EXERCISE GOAL:
Drop the pictures from the entries below, then reproduce the rest exactly.

-- BEGIN ENTRIES --

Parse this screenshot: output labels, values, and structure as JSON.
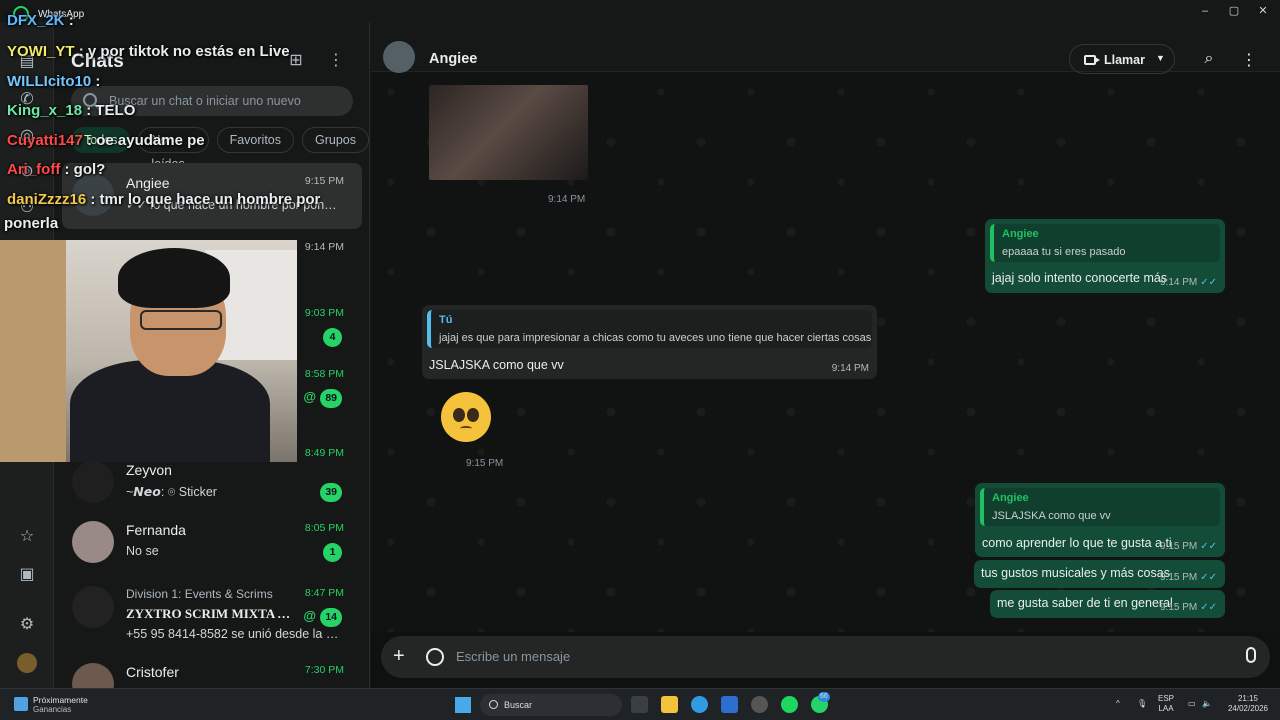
{
  "window": {
    "app_title": "WhatsApp",
    "min": "–",
    "max": "▢",
    "close": "✕"
  },
  "sidebar_panel": {
    "title": "Chats",
    "search_placeholder": "Buscar un chat o iniciar uno nuevo",
    "filters": [
      "Todos",
      "No leídos",
      "Favoritos",
      "Grupos"
    ],
    "chats": [
      {
        "name": "Angiee",
        "preview": "✓✓ lo que hace un hombre por ponerla",
        "time": "9:15 PM",
        "unread": false,
        "badge": ""
      },
      {
        "name": "",
        "preview": "",
        "time": "9:14 PM",
        "unread": false,
        "badge": ""
      },
      {
        "name": "",
        "preview": "",
        "time": "9:03 PM",
        "unread": true,
        "badge": "4"
      },
      {
        "name": "",
        "preview": "",
        "time": "8:58 PM",
        "unread": true,
        "badge": "89",
        "mention": "@"
      },
      {
        "name": "",
        "preview": "",
        "time": "8:49 PM",
        "unread": true,
        "badge": ""
      },
      {
        "name": "Zeyvon",
        "preview": "~𝙉𝙚𝙤: ⌾ Sticker",
        "time": "",
        "unread": true,
        "badge": "39"
      },
      {
        "name": "Fernanda",
        "preview": "No se",
        "time": "8:05 PM",
        "unread": true,
        "badge": "1"
      },
      {
        "name": "Division 1: Events & Scrims",
        "preview": "+55 95 8414-8582 se unió desde la com...",
        "subname": "ZYXTRO SCRIM MIXTA A...",
        "time": "8:47 PM",
        "unread": true,
        "badge": "14",
        "mention": "@"
      },
      {
        "name": "Cristofer",
        "preview": "",
        "time": "7:30 PM",
        "unread": true,
        "badge": ""
      }
    ]
  },
  "conversation": {
    "contact": "Angiee",
    "call_label": "Llamar",
    "composer_placeholder": "Escribe un mensaje",
    "messages": [
      {
        "kind": "image",
        "time": "9:14 PM"
      },
      {
        "kind": "out",
        "quote_author": "Angiee",
        "quote_text": "epaaaa tu si eres pasado",
        "text": "jajaj solo intento conocerte más",
        "time": "9:14 PM"
      },
      {
        "kind": "in",
        "quote_author": "Tú",
        "quote_text": "jajaj es que para impresionar a chicas como tu aveces uno tiene que hacer ciertas cosas",
        "text": "JSLAJSKA como que vv",
        "time": "9:14 PM"
      },
      {
        "kind": "emoji",
        "time": "9:15 PM"
      },
      {
        "kind": "out",
        "quote_author": "Angiee",
        "quote_text": "JSLAJSKA como que vv",
        "text": "como aprender lo que te gusta a ti",
        "time": "9:15 PM"
      },
      {
        "kind": "out",
        "text": "tus gustos musicales y más cosas",
        "time": "9:15 PM"
      },
      {
        "kind": "out",
        "text": "me gusta saber de ti en general",
        "time": "9:15 PM"
      }
    ]
  },
  "stream_chat": [
    {
      "user": "DFX_2K",
      "text": ":"
    },
    {
      "user": "YOWI_YT",
      "text": ": y por tiktok no estás en Live"
    },
    {
      "user": "WILLIcito10",
      "text": ":"
    },
    {
      "user": "King_x_18",
      "text": ": TELO"
    },
    {
      "user": "Cuyatti147",
      "text": ": oe ayudame pe"
    },
    {
      "user": "Ari_foff",
      "text": ": gol?"
    },
    {
      "user": "daniZzzz16",
      "text": ": tmr lo que hace un hombre por"
    },
    {
      "user": "",
      "text": "ponerla"
    }
  ],
  "stream_colors": [
    "#5fb7ff",
    "#f2e86b",
    "#73c7ff",
    "#6ee8a6",
    "#ff4a4a",
    "#ff4a4a",
    "#f2c94c"
  ],
  "taskbar": {
    "weather_title": "Próximamente",
    "weather_sub": "Ganancias",
    "search_label": "Buscar",
    "lang_top": "ESP",
    "lang_bottom": "LAA",
    "time": "21:15",
    "date": "24/02/2026",
    "whatsapp_badge": "66"
  }
}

-- END ENTRIES --

FINAL ANSWER:
Parse this screenshot: output labels, values, and structure as JSON.
{
  "window": {
    "app_title": "WhatsApp",
    "min": "–",
    "max": "▢",
    "close": "✕"
  },
  "sidebar_panel": {
    "title": "Chats",
    "search_placeholder": "Buscar un chat o iniciar uno nuevo",
    "filters": [
      "Todos",
      "No leídos",
      "Favoritos",
      "Grupos"
    ],
    "chats": [
      {
        "name": "Angiee",
        "preview": "✓✓ lo que hace un hombre por ponerla",
        "time": "9:15 PM",
        "unread": false,
        "badge": ""
      },
      {
        "name": "",
        "preview": "",
        "time": "9:14 PM",
        "unread": false,
        "badge": ""
      },
      {
        "name": "",
        "preview": "",
        "time": "9:03 PM",
        "unread": true,
        "badge": "4"
      },
      {
        "name": "",
        "preview": "",
        "time": "8:58 PM",
        "unread": true,
        "badge": "89",
        "mention": "@"
      },
      {
        "name": "",
        "preview": "",
        "time": "8:49 PM",
        "unread": true,
        "badge": ""
      },
      {
        "name": "Zeyvon",
        "preview": "~𝙉𝙚𝙤: ⌾ Sticker",
        "time": "",
        "unread": true,
        "badge": "39"
      },
      {
        "name": "Fernanda",
        "preview": "No se",
        "time": "8:05 PM",
        "unread": true,
        "badge": "1"
      },
      {
        "name": "Division 1: Events & Scrims",
        "preview": "+55 95 8414-8582 se unió desde la com...",
        "subname": "ZYXTRO SCRIM MIXTA A...",
        "time": "8:47 PM",
        "unread": true,
        "badge": "14",
        "mention": "@"
      },
      {
        "name": "Cristofer",
        "preview": "",
        "time": "7:30 PM",
        "unread": true,
        "badge": ""
      }
    ]
  },
  "conversation": {
    "contact": "Angiee",
    "call_label": "Llamar",
    "composer_placeholder": "Escribe un mensaje",
    "messages": [
      {
        "kind": "image",
        "time": "9:14 PM"
      },
      {
        "kind": "out",
        "quote_author": "Angiee",
        "quote_text": "epaaaa tu si eres pasado",
        "text": "jajaj solo intento conocerte más",
        "time": "9:14 PM"
      },
      {
        "kind": "in",
        "quote_author": "Tú",
        "quote_text": "jajaj es que para impresionar a chicas como tu aveces uno tiene que hacer ciertas cosas",
        "text": "JSLAJSKA como que vv",
        "time": "9:14 PM"
      },
      {
        "kind": "emoji",
        "time": "9:15 PM"
      },
      {
        "kind": "out",
        "quote_author": "Angiee",
        "quote_text": "JSLAJSKA como que vv",
        "text": "como aprender lo que te gusta a ti",
        "time": "9:15 PM"
      },
      {
        "kind": "out",
        "text": "tus gustos musicales y más cosas",
        "time": "9:15 PM"
      },
      {
        "kind": "out",
        "text": "me gusta saber de ti en general",
        "time": "9:15 PM"
      }
    ]
  },
  "stream_chat": [
    {
      "user": "DFX_2K",
      "text": ":"
    },
    {
      "user": "YOWI_YT",
      "text": ": y por tiktok no estás en Live"
    },
    {
      "user": "WILLIcito10",
      "text": ":"
    },
    {
      "user": "King_x_18",
      "text": ": TELO"
    },
    {
      "user": "Cuyatti147",
      "text": ": oe ayudame pe"
    },
    {
      "user": "Ari_foff",
      "text": ": gol?"
    },
    {
      "user": "daniZzzz16",
      "text": ": tmr lo que hace un hombre por"
    },
    {
      "user": "",
      "text": "ponerla"
    }
  ],
  "stream_colors": [
    "#5fb7ff",
    "#f2e86b",
    "#73c7ff",
    "#6ee8a6",
    "#ff4a4a",
    "#ff4a4a",
    "#f2c94c"
  ],
  "taskbar": {
    "weather_title": "Próximamente",
    "weather_sub": "Ganancias",
    "search_label": "Buscar",
    "lang_top": "ESP",
    "lang_bottom": "LAA",
    "time": "21:15",
    "date": "24/02/2026",
    "whatsapp_badge": "66"
  }
}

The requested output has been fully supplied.